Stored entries
_ _ _ _ _

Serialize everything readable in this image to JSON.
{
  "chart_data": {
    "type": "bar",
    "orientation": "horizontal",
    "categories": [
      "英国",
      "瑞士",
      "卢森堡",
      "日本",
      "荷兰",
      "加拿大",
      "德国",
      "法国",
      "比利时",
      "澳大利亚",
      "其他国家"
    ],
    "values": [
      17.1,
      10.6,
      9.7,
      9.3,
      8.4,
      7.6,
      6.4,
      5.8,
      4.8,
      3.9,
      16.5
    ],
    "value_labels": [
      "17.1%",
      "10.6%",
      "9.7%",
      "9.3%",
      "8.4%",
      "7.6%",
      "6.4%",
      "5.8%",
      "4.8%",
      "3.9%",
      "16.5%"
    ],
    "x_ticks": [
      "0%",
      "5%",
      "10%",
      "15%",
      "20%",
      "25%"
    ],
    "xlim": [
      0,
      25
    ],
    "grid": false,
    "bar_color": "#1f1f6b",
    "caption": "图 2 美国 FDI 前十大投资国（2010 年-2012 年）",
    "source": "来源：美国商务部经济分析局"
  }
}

_ _ _ _ _

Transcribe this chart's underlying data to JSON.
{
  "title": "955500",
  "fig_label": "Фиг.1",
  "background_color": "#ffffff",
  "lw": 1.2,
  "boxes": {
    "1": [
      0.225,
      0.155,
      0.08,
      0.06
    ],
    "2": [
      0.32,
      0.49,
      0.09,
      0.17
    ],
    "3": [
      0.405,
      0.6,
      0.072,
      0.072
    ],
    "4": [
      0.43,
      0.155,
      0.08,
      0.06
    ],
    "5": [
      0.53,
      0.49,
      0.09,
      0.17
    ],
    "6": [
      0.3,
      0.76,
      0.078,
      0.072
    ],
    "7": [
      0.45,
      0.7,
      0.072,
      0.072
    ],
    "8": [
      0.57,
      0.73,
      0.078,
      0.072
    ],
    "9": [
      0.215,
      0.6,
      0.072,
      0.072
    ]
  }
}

_ _ _ _ _

**GIVEN TASK**
State the count of lines in the data holding the word "JSON", adding nothing to it.

**SOLUTION FOR THIS PROBLEM**
2